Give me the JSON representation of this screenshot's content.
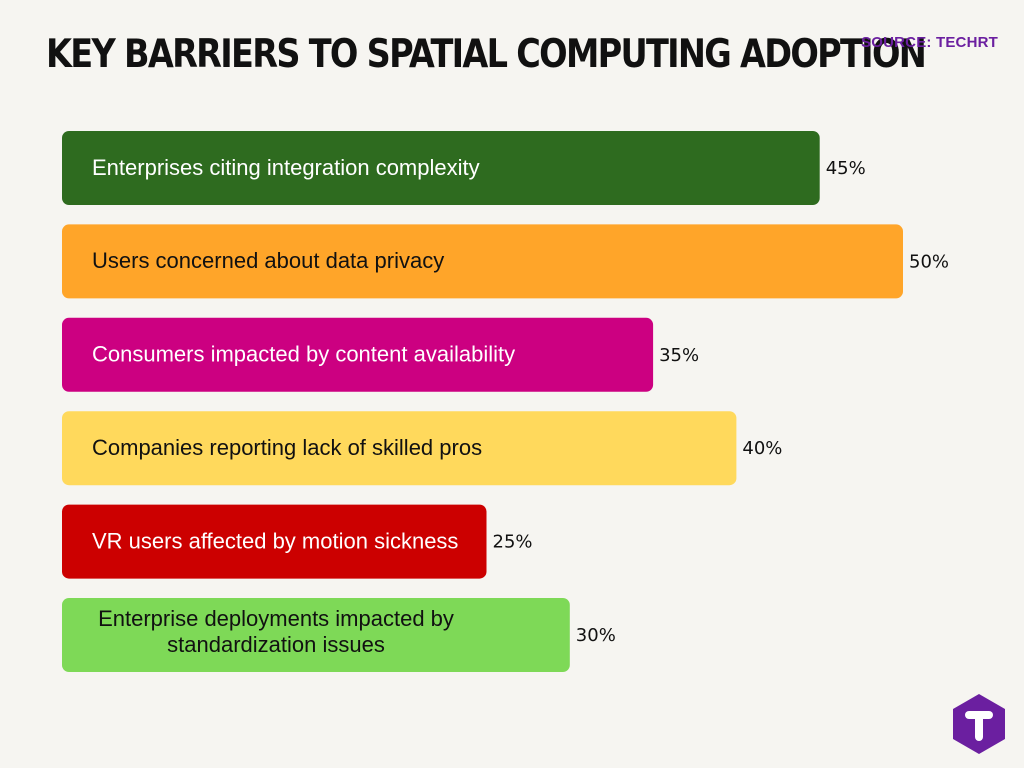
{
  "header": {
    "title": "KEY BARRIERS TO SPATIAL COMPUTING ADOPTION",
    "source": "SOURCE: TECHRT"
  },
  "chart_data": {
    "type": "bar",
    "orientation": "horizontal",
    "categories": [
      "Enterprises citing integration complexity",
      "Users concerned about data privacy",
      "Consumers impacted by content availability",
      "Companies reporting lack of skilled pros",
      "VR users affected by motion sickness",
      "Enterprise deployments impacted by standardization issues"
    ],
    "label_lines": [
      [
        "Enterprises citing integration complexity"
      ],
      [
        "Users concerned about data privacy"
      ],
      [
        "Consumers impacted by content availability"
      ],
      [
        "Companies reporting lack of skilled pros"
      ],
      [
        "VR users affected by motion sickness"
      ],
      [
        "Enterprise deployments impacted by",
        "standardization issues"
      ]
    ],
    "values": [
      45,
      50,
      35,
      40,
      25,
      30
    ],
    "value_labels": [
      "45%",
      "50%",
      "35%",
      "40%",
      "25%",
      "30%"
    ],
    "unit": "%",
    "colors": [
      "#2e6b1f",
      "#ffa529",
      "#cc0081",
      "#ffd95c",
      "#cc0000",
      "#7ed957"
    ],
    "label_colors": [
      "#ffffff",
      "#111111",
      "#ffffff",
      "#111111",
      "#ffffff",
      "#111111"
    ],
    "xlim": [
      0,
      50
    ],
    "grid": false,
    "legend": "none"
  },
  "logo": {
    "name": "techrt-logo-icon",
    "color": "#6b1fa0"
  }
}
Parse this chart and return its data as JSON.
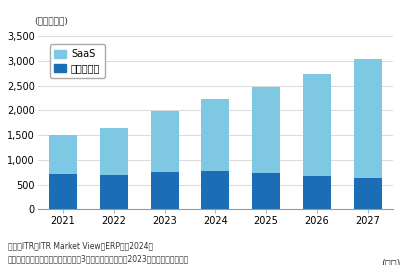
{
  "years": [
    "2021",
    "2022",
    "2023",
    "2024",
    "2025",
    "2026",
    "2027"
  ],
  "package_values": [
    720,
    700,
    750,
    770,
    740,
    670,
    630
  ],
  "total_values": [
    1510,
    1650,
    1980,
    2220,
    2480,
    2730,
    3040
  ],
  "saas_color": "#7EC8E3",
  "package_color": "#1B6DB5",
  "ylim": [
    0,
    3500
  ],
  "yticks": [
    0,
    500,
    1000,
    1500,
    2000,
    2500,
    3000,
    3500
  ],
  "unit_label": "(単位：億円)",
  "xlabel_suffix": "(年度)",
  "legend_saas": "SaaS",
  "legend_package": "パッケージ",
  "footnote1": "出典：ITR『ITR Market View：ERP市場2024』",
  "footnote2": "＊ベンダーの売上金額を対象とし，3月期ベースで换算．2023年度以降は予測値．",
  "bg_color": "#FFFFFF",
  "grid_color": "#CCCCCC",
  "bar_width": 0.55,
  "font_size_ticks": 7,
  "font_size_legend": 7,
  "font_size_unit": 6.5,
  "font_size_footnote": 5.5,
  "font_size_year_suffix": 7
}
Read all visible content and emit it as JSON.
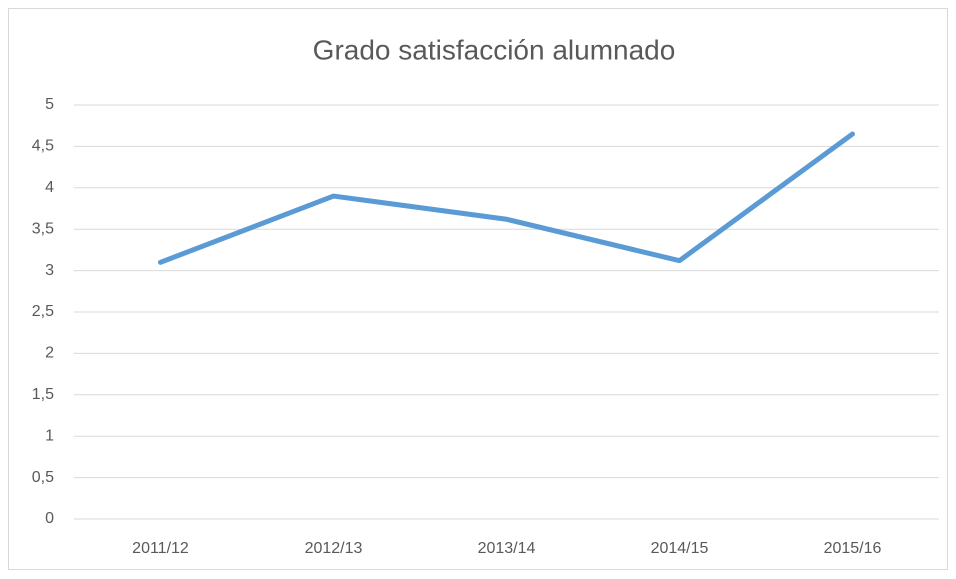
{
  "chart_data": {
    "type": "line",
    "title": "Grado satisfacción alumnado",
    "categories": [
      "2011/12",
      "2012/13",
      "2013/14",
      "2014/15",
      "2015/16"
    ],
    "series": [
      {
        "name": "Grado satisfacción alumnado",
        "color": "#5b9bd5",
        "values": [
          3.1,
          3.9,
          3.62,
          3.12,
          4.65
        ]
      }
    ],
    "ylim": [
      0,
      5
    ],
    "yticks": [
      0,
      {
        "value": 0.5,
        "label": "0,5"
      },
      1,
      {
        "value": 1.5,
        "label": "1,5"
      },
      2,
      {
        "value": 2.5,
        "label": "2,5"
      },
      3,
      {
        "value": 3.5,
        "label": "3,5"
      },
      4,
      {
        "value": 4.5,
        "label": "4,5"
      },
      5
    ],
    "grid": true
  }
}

● Short problem
Restate the whole listing above exactly, except for its images.

● Response for this exercise
Give me the JSON representation of this screenshot's content.
{
  "header": {
    "title": "KEY BARRIERS TO SPATIAL COMPUTING ADOPTION",
    "source": "SOURCE: TECHRT"
  },
  "chart_data": {
    "type": "bar",
    "orientation": "horizontal",
    "categories": [
      "Enterprises citing integration complexity",
      "Users concerned about data privacy",
      "Consumers impacted by content availability",
      "Companies reporting lack of skilled pros",
      "VR users affected by motion sickness",
      "Enterprise deployments impacted by standardization issues"
    ],
    "label_lines": [
      [
        "Enterprises citing integration complexity"
      ],
      [
        "Users concerned about data privacy"
      ],
      [
        "Consumers impacted by content availability"
      ],
      [
        "Companies reporting lack of skilled pros"
      ],
      [
        "VR users affected by motion sickness"
      ],
      [
        "Enterprise deployments impacted by",
        "standardization issues"
      ]
    ],
    "values": [
      45,
      50,
      35,
      40,
      25,
      30
    ],
    "value_labels": [
      "45%",
      "50%",
      "35%",
      "40%",
      "25%",
      "30%"
    ],
    "unit": "%",
    "colors": [
      "#2e6b1f",
      "#ffa529",
      "#cc0081",
      "#ffd95c",
      "#cc0000",
      "#7ed957"
    ],
    "label_colors": [
      "#ffffff",
      "#111111",
      "#ffffff",
      "#111111",
      "#ffffff",
      "#111111"
    ],
    "xlim": [
      0,
      50
    ],
    "grid": false,
    "legend": "none"
  },
  "logo": {
    "name": "techrt-logo-icon",
    "color": "#6b1fa0"
  }
}
Parse this chart and return its data as JSON.
{
  "years": [
    "2021",
    "2022",
    "2023",
    "2024",
    "2025",
    "2026",
    "2027"
  ],
  "package_values": [
    720,
    700,
    750,
    770,
    740,
    670,
    630
  ],
  "total_values": [
    1510,
    1650,
    1980,
    2220,
    2480,
    2730,
    3040
  ],
  "saas_color": "#7EC8E3",
  "package_color": "#1B6DB5",
  "ylim": [
    0,
    3500
  ],
  "yticks": [
    0,
    500,
    1000,
    1500,
    2000,
    2500,
    3000,
    3500
  ],
  "unit_label": "(単位：億円)",
  "xlabel_suffix": "(年度)",
  "legend_saas": "SaaS",
  "legend_package": "パッケージ",
  "footnote1": "出典：ITR『ITR Market View：ERP市場2024』",
  "footnote2": "＊ベンダーの売上金額を対象とし，3月期ベースで换算．2023年度以降は予測値．",
  "bg_color": "#FFFFFF",
  "grid_color": "#CCCCCC",
  "bar_width": 0.55,
  "font_size_ticks": 7,
  "font_size_legend": 7,
  "font_size_unit": 6.5,
  "font_size_footnote": 5.5,
  "font_size_year_suffix": 7
}
Read all visible content and emit it as JSON.
{
  "chart_data": {
    "type": "line",
    "title": "Grado satisfacción alumnado",
    "categories": [
      "2011/12",
      "2012/13",
      "2013/14",
      "2014/15",
      "2015/16"
    ],
    "series": [
      {
        "name": "Grado satisfacción alumnado",
        "color": "#5b9bd5",
        "values": [
          3.1,
          3.9,
          3.62,
          3.12,
          4.65
        ]
      }
    ],
    "ylim": [
      0,
      5
    ],
    "yticks": [
      0,
      {
        "value": 0.5,
        "label": "0,5"
      },
      1,
      {
        "value": 1.5,
        "label": "1,5"
      },
      2,
      {
        "value": 2.5,
        "label": "2,5"
      },
      3,
      {
        "value": 3.5,
        "label": "3,5"
      },
      4,
      {
        "value": 4.5,
        "label": "4,5"
      },
      5
    ],
    "grid": true
  }
}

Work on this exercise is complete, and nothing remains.